» Your task
Output all of the entries exactly as written.

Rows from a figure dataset
------------------------------------------------

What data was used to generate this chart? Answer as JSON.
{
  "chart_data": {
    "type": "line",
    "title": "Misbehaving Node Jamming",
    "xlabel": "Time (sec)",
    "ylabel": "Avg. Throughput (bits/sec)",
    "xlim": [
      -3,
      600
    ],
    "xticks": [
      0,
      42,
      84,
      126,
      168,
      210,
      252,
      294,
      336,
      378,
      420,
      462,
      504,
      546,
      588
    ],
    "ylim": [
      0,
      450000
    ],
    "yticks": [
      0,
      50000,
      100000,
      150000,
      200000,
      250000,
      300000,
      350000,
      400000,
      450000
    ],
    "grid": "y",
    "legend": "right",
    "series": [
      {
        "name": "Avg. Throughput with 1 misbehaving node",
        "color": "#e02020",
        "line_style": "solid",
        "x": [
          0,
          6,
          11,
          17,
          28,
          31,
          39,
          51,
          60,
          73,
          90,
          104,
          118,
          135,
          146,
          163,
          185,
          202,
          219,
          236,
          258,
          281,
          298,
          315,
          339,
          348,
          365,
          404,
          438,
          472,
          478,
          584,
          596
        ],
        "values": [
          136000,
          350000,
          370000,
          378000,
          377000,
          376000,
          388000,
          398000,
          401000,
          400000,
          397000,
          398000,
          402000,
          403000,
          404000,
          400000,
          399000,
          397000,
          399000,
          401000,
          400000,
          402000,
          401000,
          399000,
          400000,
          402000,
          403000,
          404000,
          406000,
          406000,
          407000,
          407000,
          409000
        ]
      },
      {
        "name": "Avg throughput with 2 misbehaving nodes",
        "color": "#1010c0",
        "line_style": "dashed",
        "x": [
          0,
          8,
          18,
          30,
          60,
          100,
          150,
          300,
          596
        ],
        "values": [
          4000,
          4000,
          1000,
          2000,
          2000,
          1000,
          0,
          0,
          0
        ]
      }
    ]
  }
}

------------------------------------------------

» Solution to this exercise
What data was used to generate this chart? Answer as JSON.
{
  "chart_data": {
    "type": "line",
    "title": "Misbehaving Node Jamming",
    "xlabel": "Time (sec)",
    "ylabel": "Avg. Throughput (bits/sec)",
    "xlim": [
      -3,
      600
    ],
    "xticks": [
      0,
      42,
      84,
      126,
      168,
      210,
      252,
      294,
      336,
      378,
      420,
      462,
      504,
      546,
      588
    ],
    "ylim": [
      0,
      450000
    ],
    "yticks": [
      0,
      50000,
      100000,
      150000,
      200000,
      250000,
      300000,
      350000,
      400000,
      450000
    ],
    "grid": "y",
    "legend": "right",
    "series": [
      {
        "name": "Avg. Throughput with 1 misbehaving node",
        "color": "#e02020",
        "line_style": "solid",
        "x": [
          0,
          6,
          11,
          17,
          28,
          31,
          39,
          51,
          60,
          73,
          90,
          104,
          118,
          135,
          146,
          163,
          185,
          202,
          219,
          236,
          258,
          281,
          298,
          315,
          339,
          348,
          365,
          404,
          438,
          472,
          478,
          584,
          596
        ],
        "values": [
          136000,
          350000,
          370000,
          378000,
          377000,
          376000,
          388000,
          398000,
          401000,
          400000,
          397000,
          398000,
          402000,
          403000,
          404000,
          400000,
          399000,
          397000,
          399000,
          401000,
          400000,
          402000,
          401000,
          399000,
          400000,
          402000,
          403000,
          404000,
          406000,
          406000,
          407000,
          407000,
          409000
        ]
      },
      {
        "name": "Avg throughput with 2 misbehaving nodes",
        "color": "#1010c0",
        "line_style": "dashed",
        "x": [
          0,
          8,
          18,
          30,
          60,
          100,
          150,
          300,
          596
        ],
        "values": [
          4000,
          4000,
          1000,
          2000,
          2000,
          1000,
          0,
          0,
          0
        ]
      }
    ]
  }
}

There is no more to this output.